* _PROBLEM TO WORK ON_
Lines containing the string "Stillen" are to be collected in full.

Data records
========================

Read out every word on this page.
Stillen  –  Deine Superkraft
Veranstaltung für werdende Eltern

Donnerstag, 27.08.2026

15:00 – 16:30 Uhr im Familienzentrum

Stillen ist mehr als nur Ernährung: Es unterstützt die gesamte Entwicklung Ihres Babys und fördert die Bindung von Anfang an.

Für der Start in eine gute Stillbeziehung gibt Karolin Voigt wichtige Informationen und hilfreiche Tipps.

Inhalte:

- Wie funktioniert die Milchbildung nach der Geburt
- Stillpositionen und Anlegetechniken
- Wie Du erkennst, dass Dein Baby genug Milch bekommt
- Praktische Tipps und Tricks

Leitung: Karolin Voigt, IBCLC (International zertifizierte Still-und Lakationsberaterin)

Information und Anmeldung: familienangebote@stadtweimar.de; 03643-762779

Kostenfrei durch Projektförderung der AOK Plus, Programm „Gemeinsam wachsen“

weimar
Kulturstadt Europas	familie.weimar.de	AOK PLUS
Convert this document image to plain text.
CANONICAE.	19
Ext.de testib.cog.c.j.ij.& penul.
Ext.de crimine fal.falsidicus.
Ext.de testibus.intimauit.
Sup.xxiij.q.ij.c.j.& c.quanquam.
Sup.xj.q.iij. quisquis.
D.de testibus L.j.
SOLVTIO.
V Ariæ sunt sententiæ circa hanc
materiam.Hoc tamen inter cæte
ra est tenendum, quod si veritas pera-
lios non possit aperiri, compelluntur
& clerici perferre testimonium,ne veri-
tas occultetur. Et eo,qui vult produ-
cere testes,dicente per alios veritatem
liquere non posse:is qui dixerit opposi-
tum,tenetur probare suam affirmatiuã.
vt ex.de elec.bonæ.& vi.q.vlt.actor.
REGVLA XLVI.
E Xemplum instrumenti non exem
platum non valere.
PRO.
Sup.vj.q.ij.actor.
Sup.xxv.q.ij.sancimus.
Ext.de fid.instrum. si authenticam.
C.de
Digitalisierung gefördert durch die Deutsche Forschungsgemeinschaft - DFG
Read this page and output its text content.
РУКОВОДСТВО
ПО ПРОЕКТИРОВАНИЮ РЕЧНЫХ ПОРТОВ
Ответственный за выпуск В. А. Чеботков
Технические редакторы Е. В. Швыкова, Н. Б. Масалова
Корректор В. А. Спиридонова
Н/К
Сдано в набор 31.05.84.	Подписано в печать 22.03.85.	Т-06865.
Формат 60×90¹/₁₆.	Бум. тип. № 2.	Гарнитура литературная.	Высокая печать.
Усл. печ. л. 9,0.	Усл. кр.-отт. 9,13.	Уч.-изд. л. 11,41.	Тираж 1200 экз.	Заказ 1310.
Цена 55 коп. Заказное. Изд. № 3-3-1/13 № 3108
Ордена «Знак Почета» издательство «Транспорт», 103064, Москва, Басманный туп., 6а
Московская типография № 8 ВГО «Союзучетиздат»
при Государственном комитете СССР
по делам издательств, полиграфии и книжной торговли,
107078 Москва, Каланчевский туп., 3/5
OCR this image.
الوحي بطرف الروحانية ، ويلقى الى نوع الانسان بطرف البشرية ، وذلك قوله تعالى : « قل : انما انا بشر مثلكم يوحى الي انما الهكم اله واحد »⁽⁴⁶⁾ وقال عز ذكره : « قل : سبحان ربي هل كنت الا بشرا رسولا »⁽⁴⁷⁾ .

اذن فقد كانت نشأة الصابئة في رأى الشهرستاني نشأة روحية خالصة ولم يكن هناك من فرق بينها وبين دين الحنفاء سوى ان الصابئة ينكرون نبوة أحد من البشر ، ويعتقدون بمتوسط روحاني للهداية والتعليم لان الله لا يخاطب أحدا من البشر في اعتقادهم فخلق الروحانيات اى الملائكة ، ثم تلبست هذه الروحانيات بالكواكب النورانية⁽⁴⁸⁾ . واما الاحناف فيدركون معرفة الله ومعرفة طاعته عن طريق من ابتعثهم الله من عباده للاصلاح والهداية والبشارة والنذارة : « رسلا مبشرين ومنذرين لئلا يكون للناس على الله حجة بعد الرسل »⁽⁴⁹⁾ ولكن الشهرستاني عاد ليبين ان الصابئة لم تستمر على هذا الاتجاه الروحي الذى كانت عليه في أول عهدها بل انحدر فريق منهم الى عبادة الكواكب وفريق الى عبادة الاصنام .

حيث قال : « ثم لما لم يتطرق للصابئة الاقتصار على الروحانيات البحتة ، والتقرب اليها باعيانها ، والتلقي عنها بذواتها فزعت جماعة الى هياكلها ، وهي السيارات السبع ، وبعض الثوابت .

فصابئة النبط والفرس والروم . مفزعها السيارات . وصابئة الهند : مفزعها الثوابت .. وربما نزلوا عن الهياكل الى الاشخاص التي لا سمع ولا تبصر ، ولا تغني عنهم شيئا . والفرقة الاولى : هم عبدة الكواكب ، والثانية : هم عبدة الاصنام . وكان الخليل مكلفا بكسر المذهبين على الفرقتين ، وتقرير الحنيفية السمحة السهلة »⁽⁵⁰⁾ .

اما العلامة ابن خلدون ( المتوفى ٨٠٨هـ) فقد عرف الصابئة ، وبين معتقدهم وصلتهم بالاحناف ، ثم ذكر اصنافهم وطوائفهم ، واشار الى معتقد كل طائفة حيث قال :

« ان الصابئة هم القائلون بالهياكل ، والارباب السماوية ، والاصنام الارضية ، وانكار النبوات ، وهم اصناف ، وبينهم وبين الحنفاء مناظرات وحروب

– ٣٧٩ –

========================

* _THE REPLY_
Stillen  –  Deine Superkraft
Stillen ist mehr als nur Ernährung: Es unterstützt die gesamte Entwicklung Ihres Babys und fördert die Bindung von Anfang an.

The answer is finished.